TASKS TO PERFORM
(1) In the forum thread about the Outback Sydney 329fbh, what change makes the 2010 model better, according to the owner of a 2009 model?
(2) Repeat the part of the forum thread between "## mv945 (Jul" and "perfect for us.", inclusive.
--- BEGIN TEXT ---
# Has Anybody Seen The Outback Sydney 329fbh



## Spaulding (Jul 26, 2007)

Just wondering if anybody has seen this in person. if so, how is the size of the bathroom? what are you impressions of the rig as a whole?


----------



## clarkely (Sep 15, 2008)

Spaulding said:


> Just wondering if anybody has seen this in person. if so, how is the size of the bathroom? what are you impressions of the rig as a whole?


DO a search on here...........o forget the members names but there are at least two on here with that model..........the one fella

On Edit: Post i was talking about above http://www.outbackers.com/forums/index.php...8&hl=329fbh


----------



## Sayonara (Jul 23, 2007)

we really like that model.


----------



## Scoutr2 (Aug 21, 2006)

The biggest negative I see is the dining table sits in front of the sofa in the family room. How the heck do more than two people sit at the table without buying extra chairs? And where do you store them while towing?

Maybe I'm missing something, but after looking at the photos that were posted (thru the above link) by an owner, I'm not sure how one would put four people around the table.

Also - there seems to be no privacy curtains for the bunk beds. Almost like they were an afterthought. Maybe it's not an issue, but seems kinda lacking here and there.

Mike


----------



## clarkely (Sep 15, 2008)

Scoutr2 said:


> The biggest negative I see is the dining table sits in front of the sofa in the family room. How the heck do more than two people sit at the table without buying extra chairs? And where do you store them while towing?
> 
> Maybe I'm missing something, but after looking at the photos that were posted (thru the above link) by an owner, I'm not sure how one would put four people around the table.
> 
> ...


check out the floor plan on the keystone website................there are actually Two tables like that, they are both removable and you have two airbed twin sofa beds that when used together create a King...............or you can leave one table in, like is in the users photo.

Actually combining the U shaped Dinette concept and a sectional couch idea to give you the most available options.................. i saw it a couple of years ago at a show...it really is a pretty neat idea...........


----------



## mv945 (Jul 18, 2006)

We really like this model as well. But we came to the same conclusion while looking at all the pics. We would have to buy at least 2 stand alone chairs to use on the opposite side of the table from the sofa. We like to all sit around the table and play cards, eat, etc. If this had a U-shaped dinette it would be near perfect for us.


----------



## nynethead (Sep 23, 2005)

saw the photos and thought maybe?

then noticed only a 6 gallon water heater and still only 15" tires. so NG do not want it.


----------



## RVLG329fbh (May 1, 2009)

Spaulding said:


> Just wondering if anybody has seen this in person. if so, how is the size of the bathroom? what are you impressions of the rig as a whole?


Sorry for the late reply
The bathroom isnt huge but its big enough. there is a door that goes to the bunk room which is nice, we can stay up and watch tv without disturbing the kiddos to much.
I love the trailer it pulls very well.and is very stable. The dinnette set is nice as you can remove it and then theere is tons of room. The 2010 model is better cause they rounded the corners of the tables, mine is a 2009 and its hard for me to get on the couch cause the tables are rectangular.
I use one of my foldup chairs to sit on the opposite side. (sitting down for dinner doesnt happen much for me I have a 5 and 3 year old







).
Other than that the table could be a little more stable they wobble a little as any single post structure will.
All in all we love it, the 6gal water heater works well as it useses gas and electric at the same time for very quick recovery.


----------



## Collinsfam_WY (Nov 9, 2006)

I love this model's floorplan. I just wish it were about 5-6' shorter.

-CC


----------



## Sayonara (Jul 23, 2007)

We really like this!!
I wish there was a fold down bunk above the couch similar to our 32BHDS. If i got on of these that migh have to be a mod for me.


----------
--- END TEXT ---
--- BEGIN STORED ROWS ---
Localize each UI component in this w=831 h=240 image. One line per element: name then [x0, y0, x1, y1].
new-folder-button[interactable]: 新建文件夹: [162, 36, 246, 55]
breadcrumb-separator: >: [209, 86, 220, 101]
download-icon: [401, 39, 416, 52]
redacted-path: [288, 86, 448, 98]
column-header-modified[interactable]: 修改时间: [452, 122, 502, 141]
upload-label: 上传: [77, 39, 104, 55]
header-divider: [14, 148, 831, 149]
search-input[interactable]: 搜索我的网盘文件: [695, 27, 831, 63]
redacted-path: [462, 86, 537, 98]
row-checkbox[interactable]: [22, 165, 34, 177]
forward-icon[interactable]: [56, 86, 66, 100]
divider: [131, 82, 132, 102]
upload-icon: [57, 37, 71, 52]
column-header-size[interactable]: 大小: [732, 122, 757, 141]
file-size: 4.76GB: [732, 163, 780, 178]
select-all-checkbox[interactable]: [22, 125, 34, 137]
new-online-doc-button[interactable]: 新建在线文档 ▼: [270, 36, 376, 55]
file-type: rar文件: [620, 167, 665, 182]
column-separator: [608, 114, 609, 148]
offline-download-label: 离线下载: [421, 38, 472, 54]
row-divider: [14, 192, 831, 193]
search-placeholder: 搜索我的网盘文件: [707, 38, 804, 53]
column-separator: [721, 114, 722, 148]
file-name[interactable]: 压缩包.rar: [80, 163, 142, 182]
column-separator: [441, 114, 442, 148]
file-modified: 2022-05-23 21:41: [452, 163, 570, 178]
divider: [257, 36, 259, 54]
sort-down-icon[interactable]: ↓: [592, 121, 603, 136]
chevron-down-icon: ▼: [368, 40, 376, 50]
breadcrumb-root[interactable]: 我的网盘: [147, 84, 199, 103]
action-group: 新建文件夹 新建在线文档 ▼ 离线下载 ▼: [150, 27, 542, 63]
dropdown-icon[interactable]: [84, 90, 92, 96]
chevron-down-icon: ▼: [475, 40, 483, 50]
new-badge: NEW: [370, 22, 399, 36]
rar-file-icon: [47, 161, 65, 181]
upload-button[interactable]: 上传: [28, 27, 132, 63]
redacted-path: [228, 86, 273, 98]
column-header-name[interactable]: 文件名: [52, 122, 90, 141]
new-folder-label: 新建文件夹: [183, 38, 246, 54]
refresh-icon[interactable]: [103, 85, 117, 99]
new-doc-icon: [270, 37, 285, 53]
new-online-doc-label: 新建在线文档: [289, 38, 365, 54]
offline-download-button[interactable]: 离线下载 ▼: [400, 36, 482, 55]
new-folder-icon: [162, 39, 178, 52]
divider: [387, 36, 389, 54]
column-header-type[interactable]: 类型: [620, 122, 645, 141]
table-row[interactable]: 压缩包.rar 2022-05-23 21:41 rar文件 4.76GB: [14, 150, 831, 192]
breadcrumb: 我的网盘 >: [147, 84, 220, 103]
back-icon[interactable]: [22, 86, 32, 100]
--- END STORED ROWS ---
ANSWERS PER TASK
(1) The corners of the tables were rounded.

(2)
## mv945 (Jul 18, 2006)

We really like this model as well. But we came to the same conclusion while looking at all the pics. We would have to buy at least 2 stand alone chairs to use on the opposite side of the table from the sofa. We like to all sit around the table and play cards, eat, etc. If this had a U-shaped dinette it would be near perfect for us.